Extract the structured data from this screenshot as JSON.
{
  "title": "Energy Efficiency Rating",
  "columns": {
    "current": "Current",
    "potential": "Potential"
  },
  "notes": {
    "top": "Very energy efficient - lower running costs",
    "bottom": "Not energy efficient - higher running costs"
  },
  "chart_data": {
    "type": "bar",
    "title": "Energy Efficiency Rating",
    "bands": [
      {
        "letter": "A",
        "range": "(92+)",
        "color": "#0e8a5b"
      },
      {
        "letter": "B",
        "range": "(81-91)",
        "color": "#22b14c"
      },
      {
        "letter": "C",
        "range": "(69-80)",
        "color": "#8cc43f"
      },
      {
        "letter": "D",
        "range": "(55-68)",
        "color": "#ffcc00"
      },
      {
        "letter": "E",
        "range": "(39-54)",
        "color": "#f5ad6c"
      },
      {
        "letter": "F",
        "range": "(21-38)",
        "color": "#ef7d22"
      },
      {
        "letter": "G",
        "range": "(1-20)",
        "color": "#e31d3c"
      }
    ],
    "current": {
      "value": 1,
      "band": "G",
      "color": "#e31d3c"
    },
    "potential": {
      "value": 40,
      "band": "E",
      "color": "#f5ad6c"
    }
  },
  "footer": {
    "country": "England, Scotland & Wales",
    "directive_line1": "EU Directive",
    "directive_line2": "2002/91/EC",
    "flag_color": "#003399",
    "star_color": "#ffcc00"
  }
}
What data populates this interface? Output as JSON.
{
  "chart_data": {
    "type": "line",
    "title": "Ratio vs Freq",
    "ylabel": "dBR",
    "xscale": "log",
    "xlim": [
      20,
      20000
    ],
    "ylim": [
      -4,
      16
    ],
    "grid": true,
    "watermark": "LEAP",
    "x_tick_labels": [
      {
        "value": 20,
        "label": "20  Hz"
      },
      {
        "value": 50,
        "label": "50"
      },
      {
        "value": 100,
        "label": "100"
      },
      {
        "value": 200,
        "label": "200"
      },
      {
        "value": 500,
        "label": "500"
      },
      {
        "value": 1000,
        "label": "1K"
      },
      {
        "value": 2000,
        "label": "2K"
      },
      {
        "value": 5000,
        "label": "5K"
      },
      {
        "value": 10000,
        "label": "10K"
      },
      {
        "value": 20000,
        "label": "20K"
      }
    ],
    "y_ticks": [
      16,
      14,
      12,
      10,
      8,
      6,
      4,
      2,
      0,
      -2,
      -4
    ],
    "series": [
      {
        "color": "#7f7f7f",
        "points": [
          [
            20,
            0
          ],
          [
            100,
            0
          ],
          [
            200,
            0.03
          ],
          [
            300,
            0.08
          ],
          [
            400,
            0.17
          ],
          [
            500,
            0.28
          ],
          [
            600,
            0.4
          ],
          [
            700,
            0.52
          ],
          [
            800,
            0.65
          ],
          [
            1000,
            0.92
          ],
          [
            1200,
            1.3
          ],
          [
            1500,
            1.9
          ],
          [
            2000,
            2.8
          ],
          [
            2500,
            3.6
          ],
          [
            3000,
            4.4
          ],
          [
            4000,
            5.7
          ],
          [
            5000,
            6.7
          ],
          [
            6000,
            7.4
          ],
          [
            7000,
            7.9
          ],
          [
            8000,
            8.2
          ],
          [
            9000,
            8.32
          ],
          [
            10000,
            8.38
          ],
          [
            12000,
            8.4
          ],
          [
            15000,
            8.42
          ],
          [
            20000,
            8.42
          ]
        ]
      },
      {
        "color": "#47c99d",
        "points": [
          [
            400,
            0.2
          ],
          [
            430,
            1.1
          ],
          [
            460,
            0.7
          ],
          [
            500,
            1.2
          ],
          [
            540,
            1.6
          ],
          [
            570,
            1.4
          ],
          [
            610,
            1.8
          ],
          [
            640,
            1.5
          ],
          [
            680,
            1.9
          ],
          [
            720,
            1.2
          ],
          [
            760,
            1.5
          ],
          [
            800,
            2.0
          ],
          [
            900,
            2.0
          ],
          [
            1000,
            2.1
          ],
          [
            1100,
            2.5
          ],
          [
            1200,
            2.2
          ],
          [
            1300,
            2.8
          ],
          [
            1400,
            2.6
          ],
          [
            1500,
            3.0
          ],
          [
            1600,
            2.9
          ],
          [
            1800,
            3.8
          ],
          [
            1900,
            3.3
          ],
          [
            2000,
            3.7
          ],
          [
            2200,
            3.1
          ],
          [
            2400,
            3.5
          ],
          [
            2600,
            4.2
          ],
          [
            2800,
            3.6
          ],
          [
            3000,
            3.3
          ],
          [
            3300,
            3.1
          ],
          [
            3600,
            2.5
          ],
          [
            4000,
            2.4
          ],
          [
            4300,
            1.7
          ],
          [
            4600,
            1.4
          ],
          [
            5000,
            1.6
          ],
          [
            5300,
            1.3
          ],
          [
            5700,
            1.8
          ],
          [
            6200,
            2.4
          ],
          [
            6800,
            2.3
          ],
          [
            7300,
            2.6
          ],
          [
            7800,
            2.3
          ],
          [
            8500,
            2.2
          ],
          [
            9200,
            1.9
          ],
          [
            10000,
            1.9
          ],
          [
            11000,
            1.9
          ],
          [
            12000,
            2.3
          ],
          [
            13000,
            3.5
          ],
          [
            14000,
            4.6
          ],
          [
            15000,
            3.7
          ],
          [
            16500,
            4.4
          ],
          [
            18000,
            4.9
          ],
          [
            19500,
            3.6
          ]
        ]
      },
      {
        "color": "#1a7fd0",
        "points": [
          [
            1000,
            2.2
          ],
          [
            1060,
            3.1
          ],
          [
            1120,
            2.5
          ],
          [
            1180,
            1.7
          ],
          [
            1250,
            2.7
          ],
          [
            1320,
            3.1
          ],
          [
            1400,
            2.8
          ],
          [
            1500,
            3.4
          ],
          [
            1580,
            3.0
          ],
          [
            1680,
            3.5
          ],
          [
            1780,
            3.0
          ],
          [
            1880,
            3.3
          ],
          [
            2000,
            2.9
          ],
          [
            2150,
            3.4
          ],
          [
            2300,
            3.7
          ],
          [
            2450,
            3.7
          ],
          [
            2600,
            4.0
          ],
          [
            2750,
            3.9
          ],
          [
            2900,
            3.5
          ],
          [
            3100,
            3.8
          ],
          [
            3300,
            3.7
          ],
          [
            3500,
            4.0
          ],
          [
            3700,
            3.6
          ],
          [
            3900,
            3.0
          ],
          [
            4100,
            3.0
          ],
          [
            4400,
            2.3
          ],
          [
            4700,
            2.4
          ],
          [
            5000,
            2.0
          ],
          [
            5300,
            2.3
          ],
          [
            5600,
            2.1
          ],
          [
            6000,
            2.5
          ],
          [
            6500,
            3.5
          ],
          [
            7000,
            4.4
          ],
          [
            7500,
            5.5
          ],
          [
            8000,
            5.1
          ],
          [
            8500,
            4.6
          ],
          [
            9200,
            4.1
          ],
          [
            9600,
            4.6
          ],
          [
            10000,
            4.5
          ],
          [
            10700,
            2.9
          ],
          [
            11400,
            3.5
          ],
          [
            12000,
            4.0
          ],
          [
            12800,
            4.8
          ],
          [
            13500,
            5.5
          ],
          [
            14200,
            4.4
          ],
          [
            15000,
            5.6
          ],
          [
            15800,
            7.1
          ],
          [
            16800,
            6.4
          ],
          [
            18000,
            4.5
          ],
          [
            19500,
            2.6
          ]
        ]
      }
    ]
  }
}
══════════════════════════════
GOAL: Show all lines in the entries above where the string "JSON" appears.

OUTPUT FOR THIS TASK:
Extract the structured data from this screenshot as JSON.
What data populates this interface? Output as JSON.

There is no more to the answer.